**Exercise description:** Quote all of the data that follows exactly as written, skipping the images.

══════

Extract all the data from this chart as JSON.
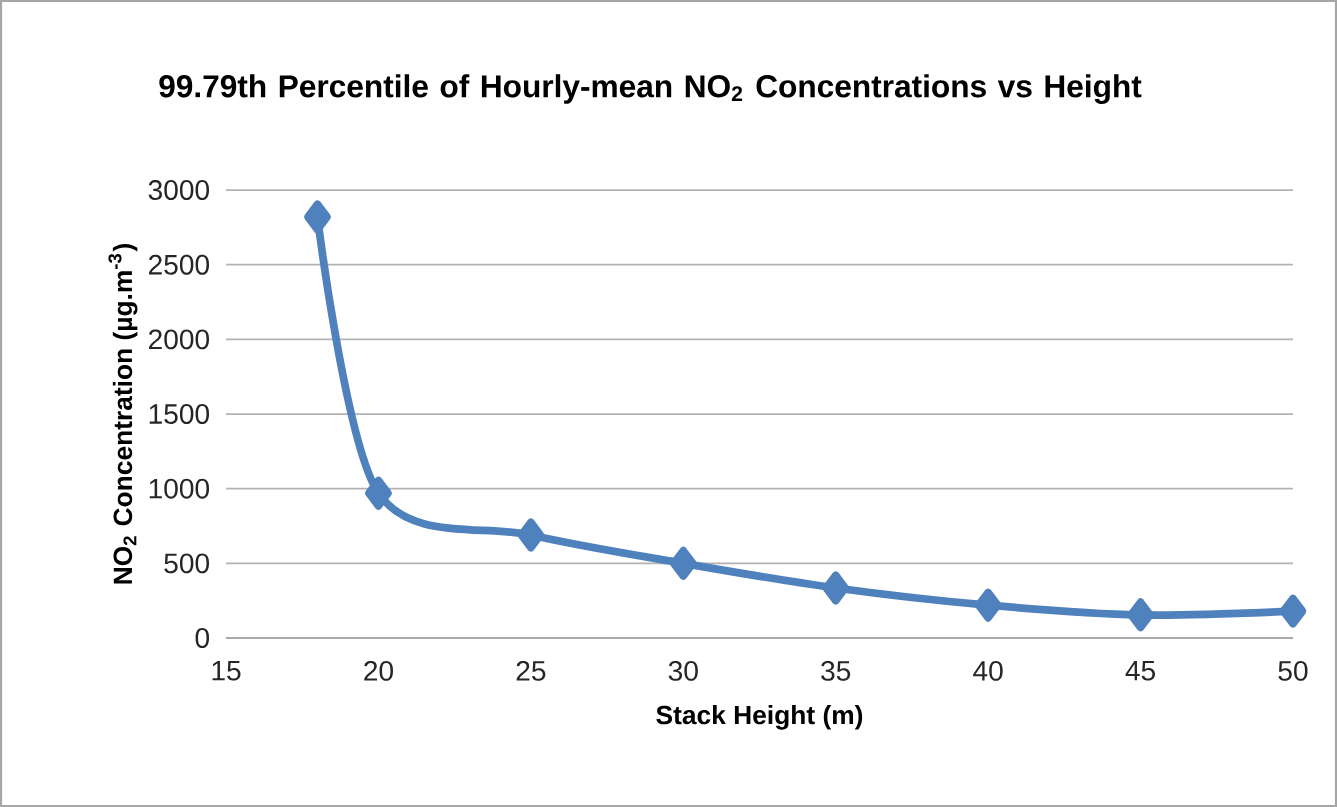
{
  "chart_data": {
    "type": "line",
    "title": "99.79th Percentile of Hourly-mean NO$_{2}$ Concentrations vs Height",
    "xlabel": "Stack Height (m)",
    "ylabel": "NO$_{2}$ Concentration (µg.m$^{-3}$)",
    "x": [
      18,
      20,
      25,
      30,
      35,
      40,
      45,
      50
    ],
    "series": [
      {
        "color": "#4f81bd",
        "values": [
          2820,
          970,
          690,
          500,
          335,
          220,
          155,
          180
        ]
      }
    ],
    "xlim": [
      15,
      50
    ],
    "xticks": [
      15,
      20,
      25,
      30,
      35,
      40,
      45,
      50
    ],
    "ylim": [
      0,
      3000
    ],
    "yticks": [
      0,
      500,
      1000,
      1500,
      2000,
      2500,
      3000
    ],
    "grid": "y",
    "marker": "diamond"
  }
}
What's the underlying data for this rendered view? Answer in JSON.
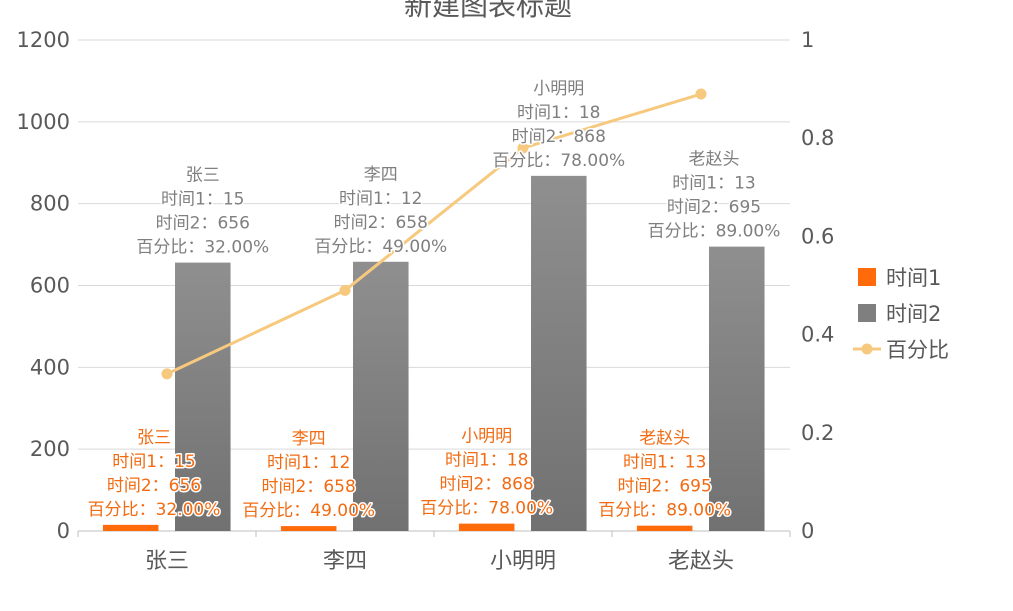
{
  "chart_data": {
    "type": "bar",
    "title": "新建图表标题",
    "categories": [
      "张三",
      "李四",
      "小明明",
      "老赵头"
    ],
    "series": [
      {
        "name": "时间1",
        "type": "bar",
        "axis": "primary",
        "values": [
          15,
          12,
          18,
          13
        ],
        "color": "#FF6A0A",
        "label_color": "#F26B12"
      },
      {
        "name": "时间2",
        "type": "bar",
        "axis": "primary",
        "values": [
          656,
          658,
          868,
          695
        ],
        "color": "#7F7F7F",
        "label_color": "#7F7F7F"
      },
      {
        "name": "百分比",
        "type": "line",
        "axis": "secondary",
        "values": [
          0.32,
          0.49,
          0.78,
          0.89
        ],
        "color": "#F7C97E"
      }
    ],
    "data_labels": [
      [
        "张三",
        "时间1：15",
        "时间2：656",
        "百分比：32.00%"
      ],
      [
        "李四",
        "时间1：12",
        "时间2：658",
        "百分比：49.00%"
      ],
      [
        "小明明",
        "时间1：18",
        "时间2：868",
        "百分比：78.00%"
      ],
      [
        "老赵头",
        "时间1：13",
        "时间2：695",
        "百分比：89.00%"
      ]
    ],
    "ylim": [
      0,
      1200
    ],
    "y_ticks": [
      0,
      200,
      400,
      600,
      800,
      1000,
      1200
    ],
    "y_tick_labels": [
      "0",
      "200",
      "400",
      "600",
      "800",
      "1000",
      "1200"
    ],
    "y2lim": [
      0,
      1
    ],
    "y2_ticks": [
      0,
      0.2,
      0.4,
      0.6,
      0.8,
      1
    ],
    "y2_tick_labels": [
      "0",
      "0.2",
      "0.4",
      "0.6",
      "0.8",
      "1"
    ],
    "xlabel": "",
    "ylabel": "",
    "y2label": "",
    "grid": true,
    "legend": "right"
  }
}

══════

**Exercise output:**
Extract all the data from this chart as JSON.
{
  "chart_data": {
    "type": "line",
    "title": "99.79th Percentile of Hourly-mean NO$_{2}$ Concentrations vs Height",
    "xlabel": "Stack Height (m)",
    "ylabel": "NO$_{2}$ Concentration (µg.m$^{-3}$)",
    "x": [
      18,
      20,
      25,
      30,
      35,
      40,
      45,
      50
    ],
    "series": [
      {
        "color": "#4f81bd",
        "values": [
          2820,
          970,
          690,
          500,
          335,
          220,
          155,
          180
        ]
      }
    ],
    "xlim": [
      15,
      50
    ],
    "xticks": [
      15,
      20,
      25,
      30,
      35,
      40,
      45,
      50
    ],
    "ylim": [
      0,
      3000
    ],
    "yticks": [
      0,
      500,
      1000,
      1500,
      2000,
      2500,
      3000
    ],
    "grid": "y",
    "marker": "diamond"
  }
}
What's the underlying data for this rendered view? Answer in JSON.
{
  "chart_data": {
    "type": "bar",
    "title": "新建图表标题",
    "categories": [
      "张三",
      "李四",
      "小明明",
      "老赵头"
    ],
    "series": [
      {
        "name": "时间1",
        "type": "bar",
        "axis": "primary",
        "values": [
          15,
          12,
          18,
          13
        ],
        "color": "#FF6A0A",
        "label_color": "#F26B12"
      },
      {
        "name": "时间2",
        "type": "bar",
        "axis": "primary",
        "values": [
          656,
          658,
          868,
          695
        ],
        "color": "#7F7F7F",
        "label_color": "#7F7F7F"
      },
      {
        "name": "百分比",
        "type": "line",
        "axis": "secondary",
        "values": [
          0.32,
          0.49,
          0.78,
          0.89
        ],
        "color": "#F7C97E"
      }
    ],
    "data_labels": [
      [
        "张三",
        "时间1：15",
        "时间2：656",
        "百分比：32.00%"
      ],
      [
        "李四",
        "时间1：12",
        "时间2：658",
        "百分比：49.00%"
      ],
      [
        "小明明",
        "时间1：18",
        "时间2：868",
        "百分比：78.00%"
      ],
      [
        "老赵头",
        "时间1：13",
        "时间2：695",
        "百分比：89.00%"
      ]
    ],
    "ylim": [
      0,
      1200
    ],
    "y_ticks": [
      0,
      200,
      400,
      600,
      800,
      1000,
      1200
    ],
    "y_tick_labels": [
      "0",
      "200",
      "400",
      "600",
      "800",
      "1000",
      "1200"
    ],
    "y2lim": [
      0,
      1
    ],
    "y2_ticks": [
      0,
      0.2,
      0.4,
      0.6,
      0.8,
      1
    ],
    "y2_tick_labels": [
      "0",
      "0.2",
      "0.4",
      "0.6",
      "0.8",
      "1"
    ],
    "xlabel": "",
    "ylabel": "",
    "y2label": "",
    "grid": true,
    "legend": "right"
  }
}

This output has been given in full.